• [EXCERPTED PASSAGE]
Content starts

It is important to mention that the cross-sectional observational epidemiological design of the study does not allow to establish the temporal causal relationship between DDE and caries. Further investigations using longitudinal design are needed to confirm these findings.
This study has several limitations that need to be taken into account for an adequate interpretation of the results, acknowledging the age of the subjects. Adolescents were recruited from the public high schools only. Only those who signed consent for participation were included to the study, what may cause selection bias. The examinations regarding dental caries should be separated from DDE to avoid observational bias, however, this was not possible in the present study. Some of the subjects will have their original DDE obliterated by caries, restoration and extraction. Due to the difficulty to differentiate between molars and incisors hypomineralisation and caries, misclassification bias could be taken into account. On the other hand, the tooth- and surface-related recording of MIH-related defects and restorations—which has been used in caries epidemiological trials for decades—is another step forward helping to determine the extent and severity of MIH precisely [19]. In addition, another limitation of the study refers to the lack of analysis according access to oral health services, dietary and oral hygiene habits aspects, data on sources of fluoride exposure other than water fluoridation. These factors may be considered as potential effect modifiers that may lead to a weak association between dental caries and enamel defects. Also, the reasons for missing teeth were not recorded; hence, some teeth that were missing due to caries were designated as non-carious. Diagnosis was based on visual and tactile examinations under artificial lighting conditions only. Radiographs were not taken, thus small caries lesions might have been underestimated nor recorded, what is a common problem in cohort studies. Some studies have investigated teeth with natural lighting, others with a flashlight for illumination and have used sterile gauze to remove debris. It is important to mention that in the present study all permanent teeth have been evaluated, while most studies assessed only index teeth. In addition - DMFT was used instead of more detailed index like ICDAS II. Different indices and criteria, examination variability, methods of recording, and varying age groups in various DDE studies, may limited the comparisons of the results. Thus, a standardised index should be used in future studies. Finally, because dental caries and DDE may share key risk factors, such as a disadvantaged background, a common risk approach should be more rational [37].

Content ends

• [DATASET EXCERPTS]
Content starts

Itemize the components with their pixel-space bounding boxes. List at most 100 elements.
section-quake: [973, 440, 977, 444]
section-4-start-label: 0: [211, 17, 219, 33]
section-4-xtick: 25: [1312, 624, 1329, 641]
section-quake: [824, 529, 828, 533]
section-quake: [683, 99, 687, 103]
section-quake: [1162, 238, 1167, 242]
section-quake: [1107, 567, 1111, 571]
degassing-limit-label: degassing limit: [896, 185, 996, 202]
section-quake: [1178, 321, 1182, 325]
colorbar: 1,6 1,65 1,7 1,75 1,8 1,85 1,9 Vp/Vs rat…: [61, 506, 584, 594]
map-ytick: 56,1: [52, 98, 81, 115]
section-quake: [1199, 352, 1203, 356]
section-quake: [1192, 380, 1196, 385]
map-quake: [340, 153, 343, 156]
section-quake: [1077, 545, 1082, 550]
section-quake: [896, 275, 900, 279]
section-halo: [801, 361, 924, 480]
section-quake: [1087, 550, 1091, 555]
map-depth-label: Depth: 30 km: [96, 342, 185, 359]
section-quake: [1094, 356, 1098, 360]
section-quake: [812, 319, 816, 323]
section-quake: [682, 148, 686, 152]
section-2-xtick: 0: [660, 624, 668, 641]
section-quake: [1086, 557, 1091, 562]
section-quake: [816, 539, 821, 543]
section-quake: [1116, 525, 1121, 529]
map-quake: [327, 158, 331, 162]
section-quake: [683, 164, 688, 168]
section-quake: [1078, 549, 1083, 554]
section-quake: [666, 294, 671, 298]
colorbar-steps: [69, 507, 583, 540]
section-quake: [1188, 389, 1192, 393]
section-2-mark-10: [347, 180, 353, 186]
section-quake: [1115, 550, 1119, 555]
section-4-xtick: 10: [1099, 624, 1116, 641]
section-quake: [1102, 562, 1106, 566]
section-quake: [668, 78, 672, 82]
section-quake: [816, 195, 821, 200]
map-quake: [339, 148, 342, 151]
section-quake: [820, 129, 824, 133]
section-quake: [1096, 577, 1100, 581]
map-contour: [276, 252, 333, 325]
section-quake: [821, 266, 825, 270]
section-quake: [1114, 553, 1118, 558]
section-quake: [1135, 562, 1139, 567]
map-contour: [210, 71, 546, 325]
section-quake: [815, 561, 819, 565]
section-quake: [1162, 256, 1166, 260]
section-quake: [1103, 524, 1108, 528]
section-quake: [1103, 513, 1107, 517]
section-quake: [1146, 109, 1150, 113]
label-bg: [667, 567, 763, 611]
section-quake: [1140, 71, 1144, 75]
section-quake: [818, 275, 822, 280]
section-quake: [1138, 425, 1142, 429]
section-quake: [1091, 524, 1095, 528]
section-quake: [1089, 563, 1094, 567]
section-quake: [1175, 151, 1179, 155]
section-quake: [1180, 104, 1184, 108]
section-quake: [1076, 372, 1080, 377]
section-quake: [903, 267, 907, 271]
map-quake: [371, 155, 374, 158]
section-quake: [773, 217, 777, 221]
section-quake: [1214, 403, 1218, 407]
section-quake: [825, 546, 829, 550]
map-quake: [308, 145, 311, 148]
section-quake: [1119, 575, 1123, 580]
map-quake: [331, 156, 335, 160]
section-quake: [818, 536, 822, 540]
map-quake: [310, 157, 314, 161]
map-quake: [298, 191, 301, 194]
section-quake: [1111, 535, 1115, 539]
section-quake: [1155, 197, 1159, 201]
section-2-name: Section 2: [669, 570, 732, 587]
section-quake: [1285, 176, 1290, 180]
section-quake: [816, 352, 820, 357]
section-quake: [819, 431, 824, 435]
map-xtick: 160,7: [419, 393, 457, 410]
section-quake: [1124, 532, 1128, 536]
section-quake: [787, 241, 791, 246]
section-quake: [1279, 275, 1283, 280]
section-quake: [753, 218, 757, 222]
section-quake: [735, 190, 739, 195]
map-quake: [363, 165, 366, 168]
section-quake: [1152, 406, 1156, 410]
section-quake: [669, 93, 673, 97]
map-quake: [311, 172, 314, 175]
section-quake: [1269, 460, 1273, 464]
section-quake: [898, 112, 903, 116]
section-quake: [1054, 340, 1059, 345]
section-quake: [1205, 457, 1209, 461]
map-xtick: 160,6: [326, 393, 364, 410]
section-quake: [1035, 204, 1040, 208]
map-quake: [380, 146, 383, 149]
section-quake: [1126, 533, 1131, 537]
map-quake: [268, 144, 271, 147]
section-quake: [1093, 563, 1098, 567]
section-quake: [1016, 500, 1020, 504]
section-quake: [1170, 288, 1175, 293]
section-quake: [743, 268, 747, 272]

Content ends

• [PROBLEMS TO SOLVE]
(1) Decide whether each statement agrees with the passage on study limitations. Answer yes or no for each, and quote the words from the passage that decide it.
(a) Radiographs were used to find small caries lesions.
(b) The adolescents were recruited only from public high schools.
(c) The study examined only index teeth.
(2) Repeat the part of the passage on study limitations that begins at the words "It is important to mention that the" and stops after "confirm these findings.".

• [ANSWERS TO THIS EXERCISE]
(1)
(a) No: "Radiographs were not taken"
(b) Yes: "Adolescents were recruited from the public high schools only."
(c) No: "in the present study all permanent teeth have been evaluated"

(2)
It is important to mention that the cross-sectional observational epidemiological design of the study does not allow to establish the temporal causal relationship between DDE and caries. Further investigations using longitudinal design are needed to confirm these findings.